Work to complete: Pick out every line with the word "https" and copy it.

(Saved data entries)
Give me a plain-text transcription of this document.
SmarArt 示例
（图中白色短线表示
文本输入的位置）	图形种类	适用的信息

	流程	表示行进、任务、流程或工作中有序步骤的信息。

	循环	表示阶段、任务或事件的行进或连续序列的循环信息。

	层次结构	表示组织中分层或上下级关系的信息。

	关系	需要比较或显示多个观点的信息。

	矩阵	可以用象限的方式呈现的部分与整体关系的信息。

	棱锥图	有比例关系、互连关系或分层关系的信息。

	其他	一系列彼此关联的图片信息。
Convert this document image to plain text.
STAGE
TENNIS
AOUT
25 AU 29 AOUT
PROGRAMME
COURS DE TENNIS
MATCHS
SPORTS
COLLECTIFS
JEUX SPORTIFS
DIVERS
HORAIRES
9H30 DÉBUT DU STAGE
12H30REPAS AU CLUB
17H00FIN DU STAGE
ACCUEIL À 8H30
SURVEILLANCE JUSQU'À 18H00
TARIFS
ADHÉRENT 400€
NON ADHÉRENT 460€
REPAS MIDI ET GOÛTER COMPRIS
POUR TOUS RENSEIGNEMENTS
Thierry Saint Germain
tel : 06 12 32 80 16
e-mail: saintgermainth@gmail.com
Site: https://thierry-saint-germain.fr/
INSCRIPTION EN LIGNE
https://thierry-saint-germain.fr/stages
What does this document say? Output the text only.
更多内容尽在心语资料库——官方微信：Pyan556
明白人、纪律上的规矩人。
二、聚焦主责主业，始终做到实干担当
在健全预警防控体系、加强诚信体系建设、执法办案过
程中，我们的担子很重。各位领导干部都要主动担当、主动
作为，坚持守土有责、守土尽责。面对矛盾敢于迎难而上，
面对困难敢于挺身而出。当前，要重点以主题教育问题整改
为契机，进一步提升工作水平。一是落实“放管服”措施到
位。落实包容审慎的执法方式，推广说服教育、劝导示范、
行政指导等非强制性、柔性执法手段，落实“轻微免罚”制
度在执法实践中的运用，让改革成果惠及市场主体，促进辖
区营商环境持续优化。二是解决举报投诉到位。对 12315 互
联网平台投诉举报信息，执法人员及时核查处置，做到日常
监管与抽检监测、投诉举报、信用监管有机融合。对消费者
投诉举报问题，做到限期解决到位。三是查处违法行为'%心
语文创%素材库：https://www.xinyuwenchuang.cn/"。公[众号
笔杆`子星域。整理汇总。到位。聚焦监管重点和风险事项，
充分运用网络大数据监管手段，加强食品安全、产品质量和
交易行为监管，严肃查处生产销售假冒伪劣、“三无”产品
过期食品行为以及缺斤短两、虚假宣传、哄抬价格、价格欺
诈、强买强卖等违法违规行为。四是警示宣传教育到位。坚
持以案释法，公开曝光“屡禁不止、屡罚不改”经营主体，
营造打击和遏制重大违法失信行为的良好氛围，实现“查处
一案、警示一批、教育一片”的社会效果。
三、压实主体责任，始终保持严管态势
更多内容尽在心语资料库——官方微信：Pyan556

Correct output:
Site: https://thierry-saint-germain.fr/
https://thierry-saint-germain.fr/stages
语文创%素材库：https://www.xinyuwenchuang.cn/"。公[众号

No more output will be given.